(Directive) Write out the listing below again, precisely as it is given.

-------- Exercise materials --------

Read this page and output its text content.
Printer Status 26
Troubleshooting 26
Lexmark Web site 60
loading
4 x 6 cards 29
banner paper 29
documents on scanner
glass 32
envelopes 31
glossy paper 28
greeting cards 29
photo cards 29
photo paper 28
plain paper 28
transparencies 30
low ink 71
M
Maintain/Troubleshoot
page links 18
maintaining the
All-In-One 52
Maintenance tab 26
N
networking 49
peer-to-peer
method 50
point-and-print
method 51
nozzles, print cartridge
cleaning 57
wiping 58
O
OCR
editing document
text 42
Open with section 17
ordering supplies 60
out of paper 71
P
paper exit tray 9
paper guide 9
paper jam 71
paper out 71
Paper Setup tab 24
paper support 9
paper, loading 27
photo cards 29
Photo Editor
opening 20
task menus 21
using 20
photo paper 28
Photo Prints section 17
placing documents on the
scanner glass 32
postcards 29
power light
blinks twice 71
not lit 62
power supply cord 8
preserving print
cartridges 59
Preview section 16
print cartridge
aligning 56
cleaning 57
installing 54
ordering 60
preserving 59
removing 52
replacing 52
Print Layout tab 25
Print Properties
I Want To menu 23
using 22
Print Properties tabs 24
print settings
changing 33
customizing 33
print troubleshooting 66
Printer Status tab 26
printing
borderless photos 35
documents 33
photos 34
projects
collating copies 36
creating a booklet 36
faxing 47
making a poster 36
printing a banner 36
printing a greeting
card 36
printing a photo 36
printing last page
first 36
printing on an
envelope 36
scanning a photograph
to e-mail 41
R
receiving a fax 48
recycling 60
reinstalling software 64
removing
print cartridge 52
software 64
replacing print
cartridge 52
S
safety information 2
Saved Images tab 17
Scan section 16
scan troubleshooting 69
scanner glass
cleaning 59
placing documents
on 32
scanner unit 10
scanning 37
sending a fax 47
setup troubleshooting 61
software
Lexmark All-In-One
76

--------

(Result below)
Read this page and output its text content.
Printer Status 26
Troubleshooting 26
Lexmark Web site 60
loading
4 x 6 cards 29
banner paper 29
documents on scanner
glass 32
envelopes 31
glossy paper 28
greeting cards 29
photo cards 29
photo paper 28
plain paper 28
transparencies 30
low ink 71
M
Maintain/Troubleshoot
page links 18
maintaining the
All-In-One 52
Maintenance tab 26
N
networking 49
peer-to-peer
method 50
point-and-print
method 51
nozzles, print cartridge
cleaning 57
wiping 58
O
OCR
editing document
text 42
Open with section 17
ordering supplies 60
out of paper 71
P
paper exit tray 9
paper guide 9
paper jam 71
paper out 71
Paper Setup tab 24
paper support 9
paper, loading 27
photo cards 29
Photo Editor
opening 20
task menus 21
using 20
photo paper 28
Photo Prints section 17
placing documents on the
scanner glass 32
postcards 29
power light
blinks twice 71
not lit 62
power supply cord 8
preserving print
cartridges 59
Preview section 16
print cartridge
aligning 56
cleaning 57
installing 54
ordering 60
preserving 59
removing 52
replacing 52
Print Layout tab 25
Print Properties
I Want To menu 23
using 22
Print Properties tabs 24
print settings
changing 33
customizing 33
print troubleshooting 66
Printer Status tab 26
printing
borderless photos 35
documents 33
photos 34
projects
collating copies 36
creating a booklet 36
faxing 47
making a poster 36
printing a banner 36
printing a greeting
card 36
printing a photo 36
printing last page
first 36
printing on an
envelope 36
scanning a photograph
to e-mail 41
R
receiving a fax 48
recycling 60
reinstalling software 64
removing
print cartridge 52
software 64
replacing print
cartridge 52
S
safety information 2
Saved Images tab 17
Scan section 16
scan troubleshooting 69
scanner glass
cleaning 59
placing documents
on 32
scanner unit 10
scanning 37
sending a fax 47
setup troubleshooting 61
software
Lexmark All-In-One
76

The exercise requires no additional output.